Problem details: Write out the material exactly. Do not include the pictures.

Exercise material:
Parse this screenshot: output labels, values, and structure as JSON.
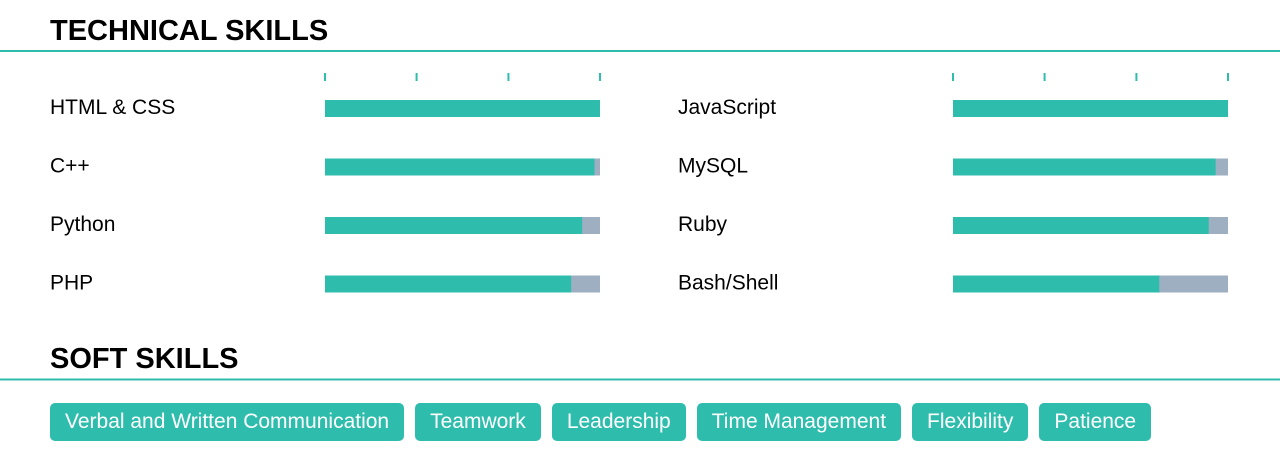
{
  "technical_skills": {
    "title": "TECHNICAL SKILLS",
    "xlim": [
      0,
      100
    ],
    "xticks": [
      0,
      33.3,
      66.7,
      100
    ],
    "skills": [
      {
        "name": "HTML & CSS",
        "value": 100
      },
      {
        "name": "C++",
        "value": 98
      },
      {
        "name": "Python",
        "value": 93.5
      },
      {
        "name": "PHP",
        "value": 89.5
      },
      {
        "name": "JavaScript",
        "value": 100
      },
      {
        "name": "MySQL",
        "value": 95.5
      },
      {
        "name": "Ruby",
        "value": 93
      },
      {
        "name": "Bash/Shell",
        "value": 75
      }
    ]
  },
  "soft_skills": {
    "title": "SOFT SKILLS",
    "items": [
      "Verbal and Written Communication",
      "Teamwork",
      "Leadership",
      "Time Management",
      "Flexibility",
      "Patience"
    ]
  }
}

Response to the exercise:
Parse this screenshot: output labels, values, and structure as JSON.
{
  "technical_skills": {
    "title": "TECHNICAL SKILLS",
    "xlim": [
      0,
      100
    ],
    "xticks": [
      0,
      33.3,
      66.7,
      100
    ],
    "skills": [
      {
        "name": "HTML & CSS",
        "value": 100
      },
      {
        "name": "C++",
        "value": 98
      },
      {
        "name": "Python",
        "value": 93.5
      },
      {
        "name": "PHP",
        "value": 89.5
      },
      {
        "name": "JavaScript",
        "value": 100
      },
      {
        "name": "MySQL",
        "value": 95.5
      },
      {
        "name": "Ruby",
        "value": 93
      },
      {
        "name": "Bash/Shell",
        "value": 75
      }
    ]
  },
  "soft_skills": {
    "title": "SOFT SKILLS",
    "items": [
      "Verbal and Written Communication",
      "Teamwork",
      "Leadership",
      "Time Management",
      "Flexibility",
      "Patience"
    ]
  }
}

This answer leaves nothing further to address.